STORED DATA:

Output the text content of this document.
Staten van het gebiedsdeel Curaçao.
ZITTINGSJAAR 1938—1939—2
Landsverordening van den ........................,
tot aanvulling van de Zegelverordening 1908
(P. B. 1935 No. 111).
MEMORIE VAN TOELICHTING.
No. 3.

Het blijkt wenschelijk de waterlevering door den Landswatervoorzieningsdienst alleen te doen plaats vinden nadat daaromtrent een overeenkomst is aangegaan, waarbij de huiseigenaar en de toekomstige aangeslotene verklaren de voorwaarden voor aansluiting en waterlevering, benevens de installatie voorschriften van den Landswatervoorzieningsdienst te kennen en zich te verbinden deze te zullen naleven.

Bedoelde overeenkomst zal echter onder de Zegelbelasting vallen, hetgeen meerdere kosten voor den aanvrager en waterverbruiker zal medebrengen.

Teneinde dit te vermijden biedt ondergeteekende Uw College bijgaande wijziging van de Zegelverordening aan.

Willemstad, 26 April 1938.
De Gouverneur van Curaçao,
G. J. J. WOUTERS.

WHAT IS ASKED:
Write down the full listing again, exactly.

RESULT OF THIS TASK:
Output the text content of this document.
Staten van het gebiedsdeel Curaçao.
ZITTINGSJAAR 1938—1939—2
Landsverordening van den ........................,
tot aanvulling van de Zegelverordening 1908
(P. B. 1935 No. 111).
MEMORIE VAN TOELICHTING.
No. 3.

Het blijkt wenschelijk de waterlevering door den Landswatervoorzieningsdienst alleen te doen plaats vinden nadat daaromtrent een overeenkomst is aangegaan, waarbij de huiseigenaar en de toekomstige aangeslotene verklaren de voorwaarden voor aansluiting en waterlevering, benevens de installatie voorschriften van den Landswatervoorzieningsdienst te kennen en zich te verbinden deze te zullen naleven.

Bedoelde overeenkomst zal echter onder de Zegelbelasting vallen, hetgeen meerdere kosten voor den aanvrager en waterverbruiker zal medebrengen.

Teneinde dit te vermijden biedt ondergeteekende Uw College bijgaande wijziging van de Zegelverordening aan.

Willemstad, 26 April 1938.
De Gouverneur van Curaçao,
G. J. J. WOUTERS.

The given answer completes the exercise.